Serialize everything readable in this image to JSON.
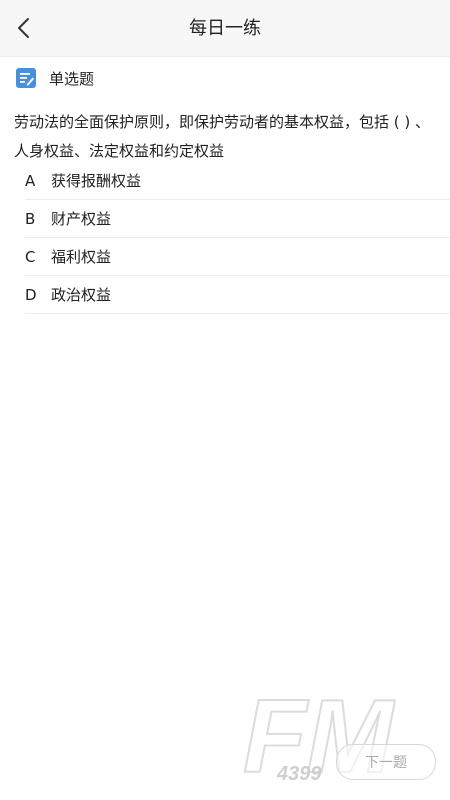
{
  "header": {
    "title": "每日一练",
    "back_icon": "chevron-left-icon"
  },
  "question_type": {
    "icon": "edit-note-icon",
    "label": "单选题",
    "accent_color": "#4a8fdc"
  },
  "question": {
    "lines": [
      "劳动法的全面保护原则，即保护劳动者的基本权益，包括 ( ) 、",
      "人身权益、法定权益和约定权益"
    ]
  },
  "options": [
    {
      "letter": "A",
      "text": "获得报酬权益"
    },
    {
      "letter": "B",
      "text": "财产权益"
    },
    {
      "letter": "C",
      "text": "福利权益"
    },
    {
      "letter": "D",
      "text": "政治权益"
    }
  ],
  "footer": {
    "next_label": "下一题"
  },
  "watermark": {
    "brand": "FM",
    "sub": "4399"
  }
}
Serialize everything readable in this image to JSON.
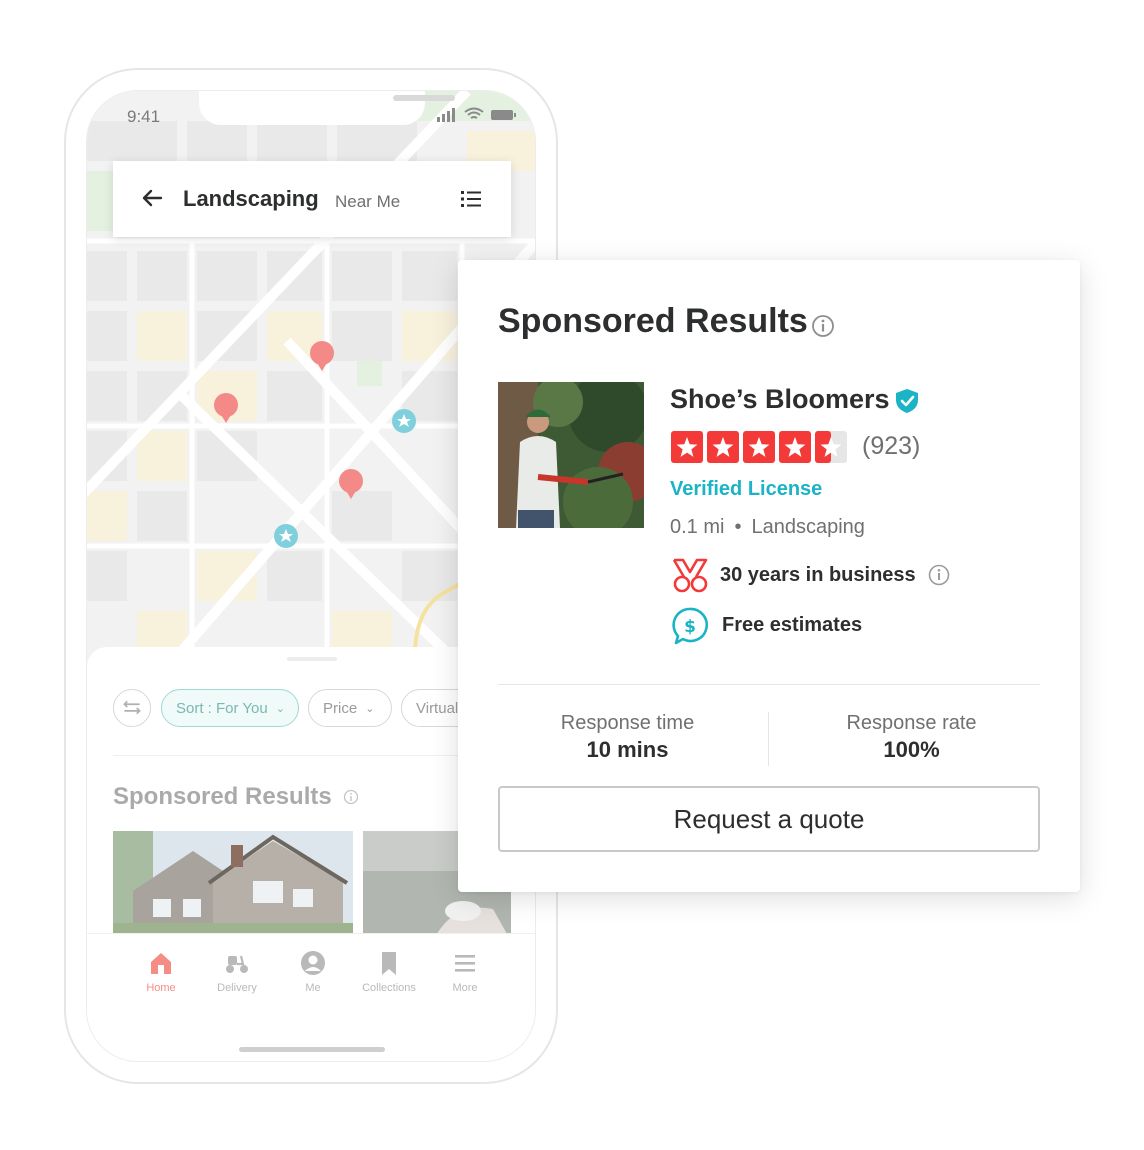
{
  "phone": {
    "status_time": "9:41",
    "search": {
      "title": "Landscaping",
      "subtitle": "Near Me"
    },
    "filters": {
      "sort_label": "Sort : For You",
      "price_label": "Price",
      "virtual_label": "Virtual"
    },
    "sponsored_title": "Sponsored Results",
    "tabs": [
      {
        "label": "Home",
        "icon": "home-icon",
        "active": true
      },
      {
        "label": "Delivery",
        "icon": "scooter-icon",
        "active": false
      },
      {
        "label": "Me",
        "icon": "user-icon",
        "active": false
      },
      {
        "label": "Collections",
        "icon": "bookmark-icon",
        "active": false
      },
      {
        "label": "More",
        "icon": "menu-icon",
        "active": false
      }
    ]
  },
  "card": {
    "title": "Sponsored Results",
    "business": {
      "name": "Shoe’s Bloomers",
      "rating": 4.5,
      "review_count": "(923)",
      "license": "Verified License",
      "distance": "0.1 mi",
      "separator": "•",
      "category": "Landscaping",
      "features": [
        {
          "icon": "award-icon",
          "text": "30 years in business"
        },
        {
          "icon": "dollar-chat-icon",
          "text": "Free estimates"
        }
      ]
    },
    "stats": [
      {
        "label": "Response time",
        "value": "10 mins"
      },
      {
        "label": "Response rate",
        "value": "100%"
      }
    ],
    "cta": "Request a quote"
  },
  "colors": {
    "star_red": "#f43939",
    "verified_teal": "#1bb3c6",
    "pin_red": "#f48a88",
    "pin_teal": "#7fd0dc",
    "tab_active": "#f58d85"
  }
}
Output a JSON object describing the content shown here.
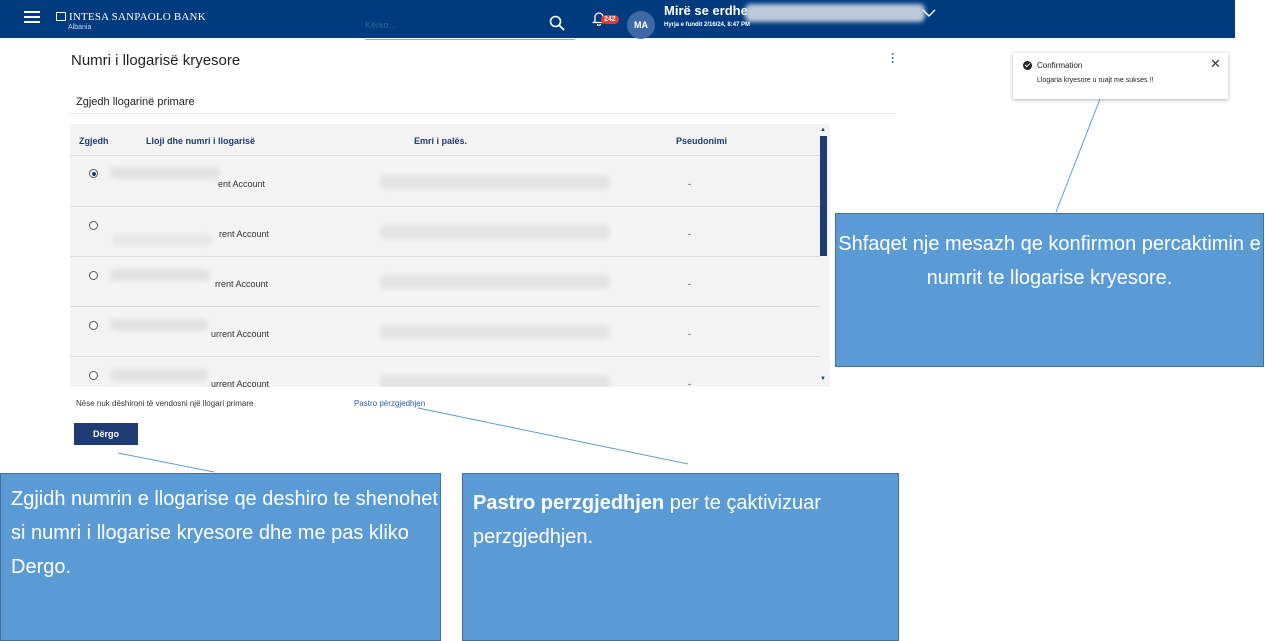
{
  "header": {
    "bank_name": "INTESA SANPAOLO BANK",
    "bank_country": "Albania",
    "search_placeholder": "Kërko...",
    "notification_count": "242",
    "avatar_initials": "MA",
    "welcome": "Mirë se erdhe",
    "last_login": "Hyrja e fundit 2/16/24, 8:47 PM",
    "brand_color": "#003b80"
  },
  "main": {
    "page_title": "Numri i llogarisë kryesore",
    "section_title": "Zgjedh llogarinë primare",
    "table": {
      "headers": [
        "Zgjedh",
        "Lloji dhe numri i llogarisë",
        "Emri i palës.",
        "Pseudonimi"
      ],
      "rows": [
        {
          "selected": true,
          "account": "ent Account",
          "alias": "-"
        },
        {
          "selected": false,
          "account": "rent Account",
          "alias": "-"
        },
        {
          "selected": false,
          "account": "rrent Account",
          "alias": "-"
        },
        {
          "selected": false,
          "account": "urrent Account",
          "alias": "-"
        },
        {
          "selected": false,
          "account": "urrent Account",
          "alias": "-"
        }
      ]
    },
    "footer_note": "Nëse nuk dëshironi të vendosni një llogari primare",
    "clear_link": "Pastro përzgjedhjen",
    "send_button": "Dërgo"
  },
  "toast": {
    "title": "Confirmation",
    "message": "Llogaria kryesore u ruajt me sukses !!",
    "close": "✕"
  },
  "callouts": {
    "confirmation": "Shfaqet nje mesazh qe konfirmon percaktimin e numrit te llogarise kryesore.",
    "select": "Zgjidh numrin e llogarise qe deshiro te shenohet si numri i llogarise kryesore dhe me pas kliko Dergo.",
    "clear_bold": "Pastro perzgjedhjen",
    "clear_rest": " per te çaktivizuar perzgjedhjen."
  }
}
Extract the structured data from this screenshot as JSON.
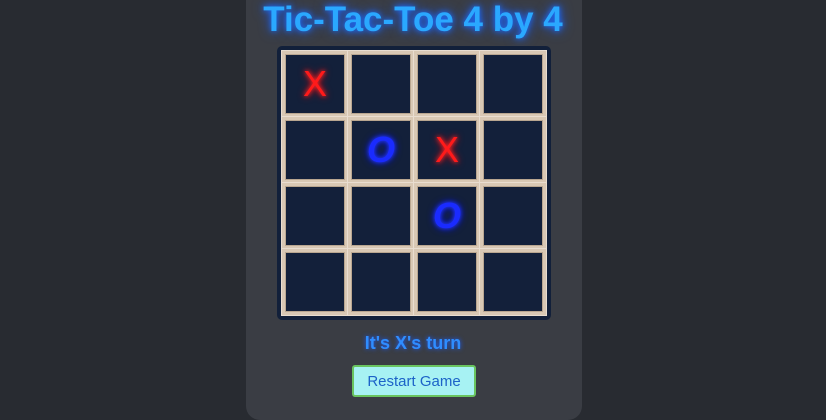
{
  "game": {
    "title": "Tic-Tac-Toe 4 by 4",
    "status": "It's X's turn",
    "restart_label": "Restart Game",
    "board": [
      [
        "X",
        "",
        "",
        ""
      ],
      [
        "",
        "O",
        "X",
        ""
      ],
      [
        "",
        "",
        "O",
        ""
      ],
      [
        "",
        "",
        "",
        ""
      ]
    ]
  },
  "colors": {
    "x_mark": "#ff1a1a",
    "o_mark": "#1a2bff",
    "title": "#2aa8ff",
    "button_bg": "#a7f2f3"
  }
}
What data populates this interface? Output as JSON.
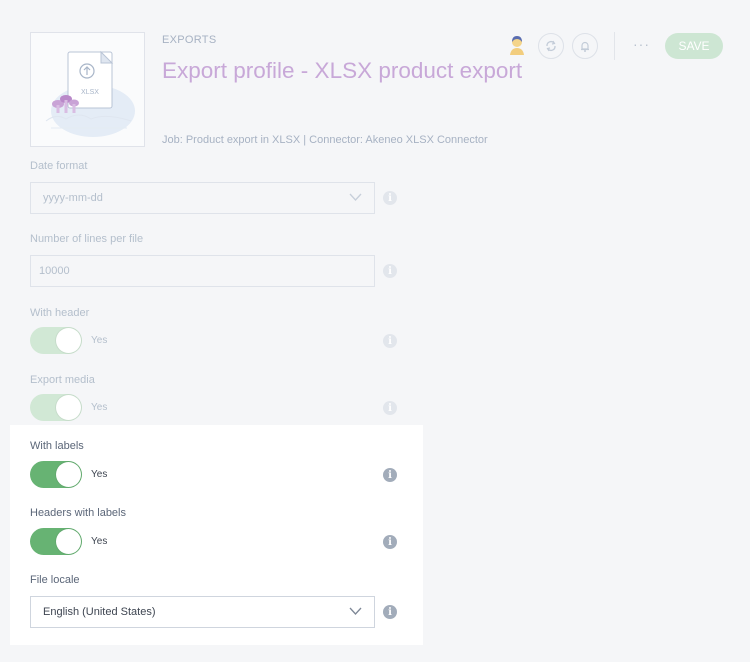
{
  "header": {
    "breadcrumb": "EXPORTS",
    "title": "Export profile - XLSX product export",
    "subtitle": "Job: Product export in XLSX | Connector: Akeneo XLSX Connector",
    "illustration_label": "XLSX",
    "more_label": "···",
    "save_label": "SAVE"
  },
  "form": {
    "date_format": {
      "label": "Date format",
      "value": "yyyy-mm-dd"
    },
    "lines_per_file": {
      "label": "Number of lines per file",
      "value": "10000"
    },
    "with_header": {
      "label": "With header",
      "state": "Yes"
    },
    "export_media": {
      "label": "Export media",
      "state": "Yes"
    },
    "with_labels": {
      "label": "With labels",
      "state": "Yes"
    },
    "headers_with_labels": {
      "label": "Headers with labels",
      "state": "Yes"
    },
    "file_locale": {
      "label": "File locale",
      "value": "English (United States)"
    }
  },
  "colors": {
    "accent_green": "#67b373",
    "title_purple": "#c8a8d8",
    "text": "#67768a"
  }
}
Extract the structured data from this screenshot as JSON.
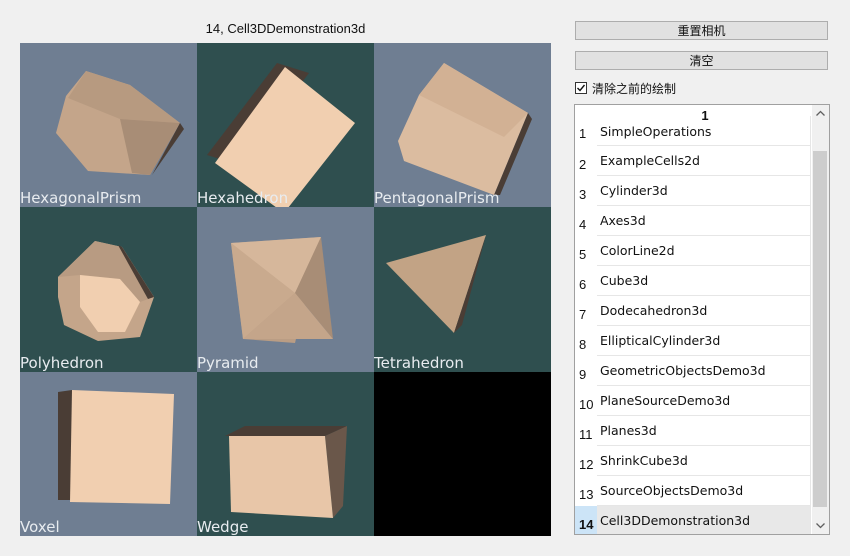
{
  "view_title": "14, Cell3DDemonstration3d",
  "colors": {
    "slate": "#6f7e92",
    "teal": "#2f4f4f",
    "black": "#000000",
    "face_light": "#f1cfb0",
    "face_mid": "#c4a58a",
    "face_dark": "#4a3d35"
  },
  "cells": [
    {
      "label": "HexagonalPrism",
      "bg": "slate"
    },
    {
      "label": "Hexahedron",
      "bg": "teal"
    },
    {
      "label": "PentagonalPrism",
      "bg": "slate"
    },
    {
      "label": "Polyhedron",
      "bg": "teal"
    },
    {
      "label": "Pyramid",
      "bg": "slate"
    },
    {
      "label": "Tetrahedron",
      "bg": "teal"
    },
    {
      "label": "Voxel",
      "bg": "slate"
    },
    {
      "label": "Wedge",
      "bg": "teal"
    },
    {
      "label": "",
      "bg": "black"
    }
  ],
  "controls": {
    "reset_camera": "重置相机",
    "clear": "清空",
    "clear_previous_label": "清除之前的绘制",
    "clear_previous_checked": true
  },
  "list": {
    "column_header": "1",
    "selected_index": 14,
    "items": [
      {
        "num": "1",
        "name": "SimpleOperations"
      },
      {
        "num": "2",
        "name": "ExampleCells2d"
      },
      {
        "num": "3",
        "name": "Cylinder3d"
      },
      {
        "num": "4",
        "name": "Axes3d"
      },
      {
        "num": "5",
        "name": "ColorLine2d"
      },
      {
        "num": "6",
        "name": "Cube3d"
      },
      {
        "num": "7",
        "name": "Dodecahedron3d"
      },
      {
        "num": "8",
        "name": "EllipticalCylinder3d"
      },
      {
        "num": "9",
        "name": "GeometricObjectsDemo3d"
      },
      {
        "num": "10",
        "name": "PlaneSourceDemo3d"
      },
      {
        "num": "11",
        "name": "Planes3d"
      },
      {
        "num": "12",
        "name": "ShrinkCube3d"
      },
      {
        "num": "13",
        "name": "SourceObjectsDemo3d"
      },
      {
        "num": "14",
        "name": "Cell3DDemonstration3d"
      }
    ]
  }
}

:: Exercise objective ::
Print out every entry above without changing a word, and leave out the pictures.

:: Written reply ::
Serialize everything readable in this image to JSON.
{
  "header": {
    "title": "每日一练",
    "back_icon": "chevron-left-icon"
  },
  "question_type": {
    "icon": "edit-note-icon",
    "label": "单选题",
    "accent_color": "#4a8fdc"
  },
  "question": {
    "lines": [
      "劳动法的全面保护原则，即保护劳动者的基本权益，包括 ( ) 、",
      "人身权益、法定权益和约定权益"
    ]
  },
  "options": [
    {
      "letter": "A",
      "text": "获得报酬权益"
    },
    {
      "letter": "B",
      "text": "财产权益"
    },
    {
      "letter": "C",
      "text": "福利权益"
    },
    {
      "letter": "D",
      "text": "政治权益"
    }
  ],
  "footer": {
    "next_label": "下一题"
  },
  "watermark": {
    "brand": "FM",
    "sub": "4399"
  }
}
Serialize everything readable in this image to JSON.
{
  "phone": {
    "status_time": "9:41",
    "search": {
      "title": "Landscaping",
      "subtitle": "Near Me"
    },
    "filters": {
      "sort_label": "Sort : For You",
      "price_label": "Price",
      "virtual_label": "Virtual"
    },
    "sponsored_title": "Sponsored Results",
    "tabs": [
      {
        "label": "Home",
        "icon": "home-icon",
        "active": true
      },
      {
        "label": "Delivery",
        "icon": "scooter-icon",
        "active": false
      },
      {
        "label": "Me",
        "icon": "user-icon",
        "active": false
      },
      {
        "label": "Collections",
        "icon": "bookmark-icon",
        "active": false
      },
      {
        "label": "More",
        "icon": "menu-icon",
        "active": false
      }
    ]
  },
  "card": {
    "title": "Sponsored Results",
    "business": {
      "name": "Shoe’s Bloomers",
      "rating": 4.5,
      "review_count": "(923)",
      "license": "Verified License",
      "distance": "0.1 mi",
      "separator": "•",
      "category": "Landscaping",
      "features": [
        {
          "icon": "award-icon",
          "text": "30 years in business"
        },
        {
          "icon": "dollar-chat-icon",
          "text": "Free estimates"
        }
      ]
    },
    "stats": [
      {
        "label": "Response time",
        "value": "10 mins"
      },
      {
        "label": "Response rate",
        "value": "100%"
      }
    ],
    "cta": "Request a quote"
  },
  "colors": {
    "star_red": "#f43939",
    "verified_teal": "#1bb3c6",
    "pin_red": "#f48a88",
    "pin_teal": "#7fd0dc",
    "tab_active": "#f58d85"
  }
}
Output a JSON object describing the content shown here.
{
  "header": {
    "bank_name": "INTESA SANPAOLO BANK",
    "bank_country": "Albania",
    "search_placeholder": "Kërko...",
    "notification_count": "242",
    "avatar_initials": "MA",
    "welcome": "Mirë se erdhe",
    "last_login": "Hyrja e fundit 2/16/24, 8:47 PM",
    "brand_color": "#003b80"
  },
  "main": {
    "page_title": "Numri i llogarisë kryesore",
    "section_title": "Zgjedh llogarinë primare",
    "table": {
      "headers": [
        "Zgjedh",
        "Lloji dhe numri i llogarisë",
        "Emri i palës.",
        "Pseudonimi"
      ],
      "rows": [
        {
          "selected": true,
          "account": "ent Account",
          "alias": "-"
        },
        {
          "selected": false,
          "account": "rent Account",
          "alias": "-"
        },
        {
          "selected": false,
          "account": "rrent Account",
          "alias": "-"
        },
        {
          "selected": false,
          "account": "urrent Account",
          "alias": "-"
        },
        {
          "selected": false,
          "account": "urrent Account",
          "alias": "-"
        }
      ]
    },
    "footer_note": "Nëse nuk dëshironi të vendosni një llogari primare",
    "clear_link": "Pastro përzgjedhjen",
    "send_button": "Dërgo"
  },
  "toast": {
    "title": "Confirmation",
    "message": "Llogaria kryesore u ruajt me sukses !!",
    "close": "✕"
  },
  "callouts": {
    "confirmation": "Shfaqet nje mesazh qe konfirmon percaktimin e numrit te llogarise kryesore.",
    "select": "Zgjidh numrin e llogarise qe deshiro te shenohet si numri i llogarise kryesore dhe me pas kliko Dergo.",
    "clear_bold": "Pastro perzgjedhjen",
    "clear_rest": " per te çaktivizuar perzgjedhjen."
  }
}
Extract the structured data from this screenshot as JSON.
{
  "game": {
    "title": "Tic-Tac-Toe 4 by 4",
    "status": "It's X's turn",
    "restart_label": "Restart Game",
    "board": [
      [
        "X",
        "",
        "",
        ""
      ],
      [
        "",
        "O",
        "X",
        ""
      ],
      [
        "",
        "",
        "O",
        ""
      ],
      [
        "",
        "",
        "",
        ""
      ]
    ]
  },
  "colors": {
    "x_mark": "#ff1a1a",
    "o_mark": "#1a2bff",
    "title": "#2aa8ff",
    "button_bg": "#a7f2f3"
  }
}
What data populates this interface? Output as JSON.
{
  "header": {
    "breadcrumb": "EXPORTS",
    "title": "Export profile - XLSX product export",
    "subtitle": "Job: Product export in XLSX | Connector: Akeneo XLSX Connector",
    "illustration_label": "XLSX",
    "more_label": "···",
    "save_label": "SAVE"
  },
  "form": {
    "date_format": {
      "label": "Date format",
      "value": "yyyy-mm-dd"
    },
    "lines_per_file": {
      "label": "Number of lines per file",
      "value": "10000"
    },
    "with_header": {
      "label": "With header",
      "state": "Yes"
    },
    "export_media": {
      "label": "Export media",
      "state": "Yes"
    },
    "with_labels": {
      "label": "With labels",
      "state": "Yes"
    },
    "headers_with_labels": {
      "label": "Headers with labels",
      "state": "Yes"
    },
    "file_locale": {
      "label": "File locale",
      "value": "English (United States)"
    }
  },
  "colors": {
    "accent_green": "#67b373",
    "title_purple": "#c8a8d8",
    "text": "#67768a"
  }
}
Extract the structured data from this screenshot as JSON.
{
  "view_title": "14, Cell3DDemonstration3d",
  "colors": {
    "slate": "#6f7e92",
    "teal": "#2f4f4f",
    "black": "#000000",
    "face_light": "#f1cfb0",
    "face_mid": "#c4a58a",
    "face_dark": "#4a3d35"
  },
  "cells": [
    {
      "label": "HexagonalPrism",
      "bg": "slate"
    },
    {
      "label": "Hexahedron",
      "bg": "teal"
    },
    {
      "label": "PentagonalPrism",
      "bg": "slate"
    },
    {
      "label": "Polyhedron",
      "bg": "teal"
    },
    {
      "label": "Pyramid",
      "bg": "slate"
    },
    {
      "label": "Tetrahedron",
      "bg": "teal"
    },
    {
      "label": "Voxel",
      "bg": "slate"
    },
    {
      "label": "Wedge",
      "bg": "teal"
    },
    {
      "label": "",
      "bg": "black"
    }
  ],
  "controls": {
    "reset_camera": "重置相机",
    "clear": "清空",
    "clear_previous_label": "清除之前的绘制",
    "clear_previous_checked": true
  },
  "list": {
    "column_header": "1",
    "selected_index": 14,
    "items": [
      {
        "num": "1",
        "name": "SimpleOperations"
      },
      {
        "num": "2",
        "name": "ExampleCells2d"
      },
      {
        "num": "3",
        "name": "Cylinder3d"
      },
      {
        "num": "4",
        "name": "Axes3d"
      },
      {
        "num": "5",
        "name": "ColorLine2d"
      },
      {
        "num": "6",
        "name": "Cube3d"
      },
      {
        "num": "7",
        "name": "Dodecahedron3d"
      },
      {
        "num": "8",
        "name": "EllipticalCylinder3d"
      },
      {
        "num": "9",
        "name": "GeometricObjectsDemo3d"
      },
      {
        "num": "10",
        "name": "PlaneSourceDemo3d"
      },
      {
        "num": "11",
        "name": "Planes3d"
      },
      {
        "num": "12",
        "name": "ShrinkCube3d"
      },
      {
        "num": "13",
        "name": "SourceObjectsDemo3d"
      },
      {
        "num": "14",
        "name": "Cell3DDemonstration3d"
      }
    ]
  }
}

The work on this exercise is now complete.